▸ **Exercise requirements**:
Give the number of lines in the entries that contain "Correspondances". State only the count.

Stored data
#####

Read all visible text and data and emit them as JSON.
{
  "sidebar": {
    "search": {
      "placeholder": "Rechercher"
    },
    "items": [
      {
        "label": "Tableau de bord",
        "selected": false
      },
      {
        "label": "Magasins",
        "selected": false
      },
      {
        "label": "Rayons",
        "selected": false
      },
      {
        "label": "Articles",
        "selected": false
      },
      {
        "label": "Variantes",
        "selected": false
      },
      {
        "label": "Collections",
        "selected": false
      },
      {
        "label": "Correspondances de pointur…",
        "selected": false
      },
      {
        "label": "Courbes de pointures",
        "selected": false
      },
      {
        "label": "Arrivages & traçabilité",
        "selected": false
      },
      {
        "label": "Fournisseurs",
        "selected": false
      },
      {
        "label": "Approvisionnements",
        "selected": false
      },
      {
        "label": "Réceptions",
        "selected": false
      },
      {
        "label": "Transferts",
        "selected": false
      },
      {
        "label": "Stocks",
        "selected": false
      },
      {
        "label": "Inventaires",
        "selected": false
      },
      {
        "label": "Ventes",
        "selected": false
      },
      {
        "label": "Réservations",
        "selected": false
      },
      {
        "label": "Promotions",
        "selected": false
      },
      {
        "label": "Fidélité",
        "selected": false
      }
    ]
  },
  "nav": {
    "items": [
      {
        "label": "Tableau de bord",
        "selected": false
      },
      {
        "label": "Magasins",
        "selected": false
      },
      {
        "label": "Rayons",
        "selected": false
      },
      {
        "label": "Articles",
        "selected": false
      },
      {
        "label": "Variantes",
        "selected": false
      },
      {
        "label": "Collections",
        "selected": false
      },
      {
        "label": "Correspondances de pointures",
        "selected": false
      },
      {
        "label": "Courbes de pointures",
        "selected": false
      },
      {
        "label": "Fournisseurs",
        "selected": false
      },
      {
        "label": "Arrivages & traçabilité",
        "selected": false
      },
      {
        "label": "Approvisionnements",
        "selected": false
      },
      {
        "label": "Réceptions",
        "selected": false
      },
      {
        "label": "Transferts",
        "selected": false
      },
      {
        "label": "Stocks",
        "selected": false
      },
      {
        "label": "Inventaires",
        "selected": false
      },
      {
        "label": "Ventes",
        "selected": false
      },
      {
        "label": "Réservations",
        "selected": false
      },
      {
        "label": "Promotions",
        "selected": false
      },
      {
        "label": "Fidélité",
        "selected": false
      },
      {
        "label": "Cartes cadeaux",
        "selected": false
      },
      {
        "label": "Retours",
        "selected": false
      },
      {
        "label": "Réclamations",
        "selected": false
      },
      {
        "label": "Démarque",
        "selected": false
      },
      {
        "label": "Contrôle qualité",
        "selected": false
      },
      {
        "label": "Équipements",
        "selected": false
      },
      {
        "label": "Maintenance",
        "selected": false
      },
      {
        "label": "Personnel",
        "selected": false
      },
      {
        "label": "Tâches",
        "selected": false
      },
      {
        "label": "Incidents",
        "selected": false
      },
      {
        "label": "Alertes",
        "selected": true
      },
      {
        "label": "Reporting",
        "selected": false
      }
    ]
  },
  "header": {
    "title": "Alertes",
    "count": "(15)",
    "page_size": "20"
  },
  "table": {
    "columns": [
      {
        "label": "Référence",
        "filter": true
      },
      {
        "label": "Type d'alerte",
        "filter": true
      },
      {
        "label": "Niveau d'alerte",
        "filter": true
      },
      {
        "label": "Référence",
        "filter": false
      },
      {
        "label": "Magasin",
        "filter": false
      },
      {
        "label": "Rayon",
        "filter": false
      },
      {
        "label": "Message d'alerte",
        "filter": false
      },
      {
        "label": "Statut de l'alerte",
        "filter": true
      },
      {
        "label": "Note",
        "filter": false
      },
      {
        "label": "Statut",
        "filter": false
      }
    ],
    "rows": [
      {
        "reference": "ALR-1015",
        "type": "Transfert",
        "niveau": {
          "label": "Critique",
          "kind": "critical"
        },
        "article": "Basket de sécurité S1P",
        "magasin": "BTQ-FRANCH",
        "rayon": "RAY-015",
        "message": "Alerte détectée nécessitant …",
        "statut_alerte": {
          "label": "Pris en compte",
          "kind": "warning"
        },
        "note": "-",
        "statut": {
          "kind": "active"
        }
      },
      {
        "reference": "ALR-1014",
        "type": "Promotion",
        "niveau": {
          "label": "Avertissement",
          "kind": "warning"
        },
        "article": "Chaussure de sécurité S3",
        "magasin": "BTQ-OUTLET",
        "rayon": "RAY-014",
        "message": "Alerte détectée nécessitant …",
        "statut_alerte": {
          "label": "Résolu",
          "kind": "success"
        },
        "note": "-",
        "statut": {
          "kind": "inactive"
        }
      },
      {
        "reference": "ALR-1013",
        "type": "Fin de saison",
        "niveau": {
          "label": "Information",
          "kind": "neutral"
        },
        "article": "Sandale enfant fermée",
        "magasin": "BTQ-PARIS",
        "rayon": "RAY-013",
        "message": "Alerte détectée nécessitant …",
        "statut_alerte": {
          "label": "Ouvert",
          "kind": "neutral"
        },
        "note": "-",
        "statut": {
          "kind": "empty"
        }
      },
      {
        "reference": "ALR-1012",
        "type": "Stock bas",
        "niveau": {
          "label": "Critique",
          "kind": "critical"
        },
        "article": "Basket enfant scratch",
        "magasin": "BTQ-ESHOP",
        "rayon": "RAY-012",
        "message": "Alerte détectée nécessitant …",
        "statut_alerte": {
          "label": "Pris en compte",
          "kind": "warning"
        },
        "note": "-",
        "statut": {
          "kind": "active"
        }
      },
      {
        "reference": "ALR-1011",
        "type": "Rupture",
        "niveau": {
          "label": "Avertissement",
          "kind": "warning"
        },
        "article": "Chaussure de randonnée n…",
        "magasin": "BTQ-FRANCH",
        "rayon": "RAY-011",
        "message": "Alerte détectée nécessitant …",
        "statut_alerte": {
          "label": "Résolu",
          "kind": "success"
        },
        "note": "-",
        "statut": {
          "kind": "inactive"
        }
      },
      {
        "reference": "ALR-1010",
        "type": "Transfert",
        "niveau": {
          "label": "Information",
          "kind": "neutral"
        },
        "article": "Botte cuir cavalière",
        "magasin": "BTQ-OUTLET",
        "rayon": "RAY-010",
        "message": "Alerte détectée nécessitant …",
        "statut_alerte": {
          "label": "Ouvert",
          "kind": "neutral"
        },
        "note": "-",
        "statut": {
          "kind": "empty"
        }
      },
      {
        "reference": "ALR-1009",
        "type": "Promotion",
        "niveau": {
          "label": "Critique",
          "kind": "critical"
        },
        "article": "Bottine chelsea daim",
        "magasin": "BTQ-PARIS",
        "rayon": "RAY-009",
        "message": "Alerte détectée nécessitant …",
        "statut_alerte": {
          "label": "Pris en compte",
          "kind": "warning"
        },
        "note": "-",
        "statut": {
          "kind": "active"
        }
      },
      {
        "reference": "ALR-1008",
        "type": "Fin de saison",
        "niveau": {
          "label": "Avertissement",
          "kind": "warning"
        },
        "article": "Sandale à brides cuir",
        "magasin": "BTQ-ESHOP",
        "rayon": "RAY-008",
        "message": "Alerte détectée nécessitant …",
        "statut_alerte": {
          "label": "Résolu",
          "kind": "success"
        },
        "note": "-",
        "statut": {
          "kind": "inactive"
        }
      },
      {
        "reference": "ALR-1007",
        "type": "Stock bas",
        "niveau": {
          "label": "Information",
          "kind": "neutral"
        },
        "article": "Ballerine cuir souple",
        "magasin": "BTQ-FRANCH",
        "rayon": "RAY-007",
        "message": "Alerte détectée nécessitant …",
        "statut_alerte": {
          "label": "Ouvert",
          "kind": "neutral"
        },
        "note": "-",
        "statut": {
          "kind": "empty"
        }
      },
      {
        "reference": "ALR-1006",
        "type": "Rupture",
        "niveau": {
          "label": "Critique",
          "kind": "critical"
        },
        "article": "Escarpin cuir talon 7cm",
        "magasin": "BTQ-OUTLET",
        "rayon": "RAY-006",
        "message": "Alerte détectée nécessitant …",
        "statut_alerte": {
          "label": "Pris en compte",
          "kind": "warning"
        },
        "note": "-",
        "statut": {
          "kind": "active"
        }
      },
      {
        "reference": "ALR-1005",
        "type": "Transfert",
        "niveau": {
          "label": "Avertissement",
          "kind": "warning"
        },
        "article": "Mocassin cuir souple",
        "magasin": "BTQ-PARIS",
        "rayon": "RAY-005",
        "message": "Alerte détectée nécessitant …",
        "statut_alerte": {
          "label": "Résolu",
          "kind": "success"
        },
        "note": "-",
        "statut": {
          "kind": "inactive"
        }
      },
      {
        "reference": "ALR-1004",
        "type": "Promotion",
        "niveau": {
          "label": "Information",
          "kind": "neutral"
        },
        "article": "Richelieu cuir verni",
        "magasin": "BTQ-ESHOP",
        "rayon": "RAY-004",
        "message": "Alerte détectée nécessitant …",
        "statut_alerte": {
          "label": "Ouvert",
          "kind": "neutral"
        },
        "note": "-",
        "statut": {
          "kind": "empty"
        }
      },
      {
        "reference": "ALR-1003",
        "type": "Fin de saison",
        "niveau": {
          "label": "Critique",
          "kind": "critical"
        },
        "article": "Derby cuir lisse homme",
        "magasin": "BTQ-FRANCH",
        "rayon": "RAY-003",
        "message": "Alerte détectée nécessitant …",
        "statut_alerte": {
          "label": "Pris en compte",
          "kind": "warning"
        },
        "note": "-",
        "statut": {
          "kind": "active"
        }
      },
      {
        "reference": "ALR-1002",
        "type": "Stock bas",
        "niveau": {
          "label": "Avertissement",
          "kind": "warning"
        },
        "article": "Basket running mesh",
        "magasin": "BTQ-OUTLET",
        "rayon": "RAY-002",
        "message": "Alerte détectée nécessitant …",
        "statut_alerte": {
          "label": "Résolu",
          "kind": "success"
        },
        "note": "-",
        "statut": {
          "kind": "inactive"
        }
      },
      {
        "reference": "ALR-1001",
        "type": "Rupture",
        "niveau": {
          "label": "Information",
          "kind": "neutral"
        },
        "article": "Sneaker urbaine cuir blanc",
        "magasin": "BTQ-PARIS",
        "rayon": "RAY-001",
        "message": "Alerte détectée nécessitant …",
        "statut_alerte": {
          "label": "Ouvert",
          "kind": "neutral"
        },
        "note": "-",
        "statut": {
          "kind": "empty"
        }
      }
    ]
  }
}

#####

▸ **Completed exercise**:
2